[Collected data]
## start
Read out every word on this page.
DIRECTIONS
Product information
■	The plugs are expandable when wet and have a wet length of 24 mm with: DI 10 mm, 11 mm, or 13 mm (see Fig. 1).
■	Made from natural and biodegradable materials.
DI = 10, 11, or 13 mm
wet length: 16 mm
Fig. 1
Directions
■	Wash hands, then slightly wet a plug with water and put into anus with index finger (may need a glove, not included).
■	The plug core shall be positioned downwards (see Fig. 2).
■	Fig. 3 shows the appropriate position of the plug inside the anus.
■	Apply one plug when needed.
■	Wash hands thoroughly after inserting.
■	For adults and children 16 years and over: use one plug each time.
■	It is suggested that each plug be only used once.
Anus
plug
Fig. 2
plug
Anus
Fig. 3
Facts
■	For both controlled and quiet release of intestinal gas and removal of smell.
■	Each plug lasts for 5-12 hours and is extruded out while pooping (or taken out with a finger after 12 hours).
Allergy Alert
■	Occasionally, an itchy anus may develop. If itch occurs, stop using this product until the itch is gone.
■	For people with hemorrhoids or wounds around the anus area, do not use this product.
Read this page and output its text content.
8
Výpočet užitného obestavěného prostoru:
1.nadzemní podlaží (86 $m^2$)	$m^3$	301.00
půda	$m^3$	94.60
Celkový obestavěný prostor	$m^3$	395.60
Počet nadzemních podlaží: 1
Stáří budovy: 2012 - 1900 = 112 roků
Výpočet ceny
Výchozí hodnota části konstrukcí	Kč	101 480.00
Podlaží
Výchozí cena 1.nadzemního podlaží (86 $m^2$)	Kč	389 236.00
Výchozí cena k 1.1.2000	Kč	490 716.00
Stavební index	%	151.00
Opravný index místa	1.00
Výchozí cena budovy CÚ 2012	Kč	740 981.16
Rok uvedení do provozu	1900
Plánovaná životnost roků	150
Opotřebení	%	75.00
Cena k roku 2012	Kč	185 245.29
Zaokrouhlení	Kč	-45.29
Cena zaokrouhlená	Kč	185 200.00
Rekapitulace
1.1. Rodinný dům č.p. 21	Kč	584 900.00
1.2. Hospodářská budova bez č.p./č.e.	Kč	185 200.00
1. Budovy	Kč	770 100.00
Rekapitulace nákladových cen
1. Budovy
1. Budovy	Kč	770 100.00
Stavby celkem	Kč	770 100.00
## end
▶ _SET EXERCISE_:
Write out the data exactly as it stands.

▶ _SOLUTION TO THIS EXERCISE_:
Read out every word on this page.
DIRECTIONS
Product information
■	The plugs are expandable when wet and have a wet length of 24 mm with: DI 10 mm, 11 mm, or 13 mm (see Fig. 1).
■	Made from natural and biodegradable materials.
DI = 10, 11, or 13 mm
wet length: 16 mm
Fig. 1
Directions
■	Wash hands, then slightly wet a plug with water and put into anus with index finger (may need a glove, not included).
■	The plug core shall be positioned downwards (see Fig. 2).
■	Fig. 3 shows the appropriate position of the plug inside the anus.
■	Apply one plug when needed.
■	Wash hands thoroughly after inserting.
■	For adults and children 16 years and over: use one plug each time.
■	It is suggested that each plug be only used once.
Anus
plug
Fig. 2
plug
Anus
Fig. 3
Facts
■	For both controlled and quiet release of intestinal gas and removal of smell.
■	Each plug lasts for 5-12 hours and is extruded out while pooping (or taken out with a finger after 12 hours).
Allergy Alert
■	Occasionally, an itchy anus may develop. If itch occurs, stop using this product until the itch is gone.
■	For people with hemorrhoids or wounds around the anus area, do not use this product.
Read this page and output its text content.
8
Výpočet užitného obestavěného prostoru:
1.nadzemní podlaží (86 $m^2$)	$m^3$	301.00
půda	$m^3$	94.60
Celkový obestavěný prostor	$m^3$	395.60
Počet nadzemních podlaží: 1
Stáří budovy: 2012 - 1900 = 112 roků
Výpočet ceny
Výchozí hodnota části konstrukcí	Kč	101 480.00
Podlaží
Výchozí cena 1.nadzemního podlaží (86 $m^2$)	Kč	389 236.00
Výchozí cena k 1.1.2000	Kč	490 716.00
Stavební index	%	151.00
Opravný index místa	1.00
Výchozí cena budovy CÚ 2012	Kč	740 981.16
Rok uvedení do provozu	1900
Plánovaná životnost roků	150
Opotřebení	%	75.00
Cena k roku 2012	Kč	185 245.29
Zaokrouhlení	Kč	-45.29
Cena zaokrouhlená	Kč	185 200.00
Rekapitulace
1.1. Rodinný dům č.p. 21	Kč	584 900.00
1.2. Hospodářská budova bez č.p./č.e.	Kč	185 200.00
1. Budovy	Kč	770 100.00
Rekapitulace nákladových cen
1. Budovy
1. Budovy	Kč	770 100.00
Stavby celkem	Kč	770 100.00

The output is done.